■ **Görev**
Aşağıdaki Yargıtay kararında "Abaküs Yazılım" ile "E.  ,  2006/757 K." arasındaki bölümü, bu iki ifade de dahil olmak üzere, hiç değiştirmeden aynen yazın.

Abaküs Yazılım
Hukuk Genel Kurulu
Esas No: 2006/3-754
Karar No: 2006/757

Yargıtay Hukuk Genel Kurulu 2006/3-754 Esas 2006/757 Karar Sayılı İlamı

Hukuk Genel Kurulu         2006/3-754 E.  ,  2006/757 K.

    "İçtihat Metni"

     MAHKEMESİ : Kocaeli 4. Asliye Hukuk Mahkemesi
    TARİHİ : 25/05/2006
    NUMARASI : 2005/123-243

    Taraflar arasındaki “alacak"  davasından dolayı yapılan yargılama sonunda; Kocaeli 4.Asliye Hukuk Mahkemesince davanın   kısmen kabulüne dair verilen  18.5.2004  gün ve   2003/2 E.2004/197 K.   sayılı kararın incelenmesi davalı vekili tarafından istenilmesi üzerine, Yargıtay    3.Hukuk Dairesinin   6.12.2004   gün ve  12296-13423   sayılı ilamı ile, (...A)UYUŞMAZLIK KONUSU OLAY:Muris İ..’in sattığı kahvehanenin bedeli olan 15 bin doları Antalya yolculuğu sırasında dava dışı A.. O..’a “şayet yolda bir şey olursa bu parayı kardeşim N.. C..’a teslim et” diyerek verdiği, bilahare murisin Kocaeli’ne döndükten sonra depremde göçük altında kalarak ölmesi üzerine sözü edilen paranın davalıya teslim edildiği hususlarında bir uyuşmazlık bulunmamaktadır.

■ **Verilen bilgiler**
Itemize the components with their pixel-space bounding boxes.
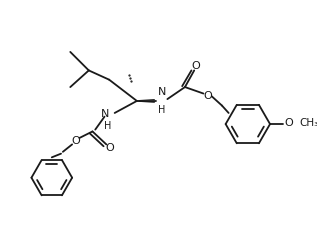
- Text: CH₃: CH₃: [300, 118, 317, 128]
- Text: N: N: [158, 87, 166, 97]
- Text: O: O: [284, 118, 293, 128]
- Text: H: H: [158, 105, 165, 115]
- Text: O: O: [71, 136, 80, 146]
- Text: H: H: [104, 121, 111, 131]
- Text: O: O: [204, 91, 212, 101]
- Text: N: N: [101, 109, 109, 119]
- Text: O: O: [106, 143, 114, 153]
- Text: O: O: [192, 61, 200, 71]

■ **Alıştırma sonucu**
Abaküs Yazılım
Hukuk Genel Kurulu
Esas No: 2006/3-754
Karar No: 2006/757

Yargıtay Hukuk Genel Kurulu 2006/3-754 Esas 2006/757 Karar Sayılı İlamı

Hukuk Genel Kurulu         2006/3-754 E.  ,  2006/757 K.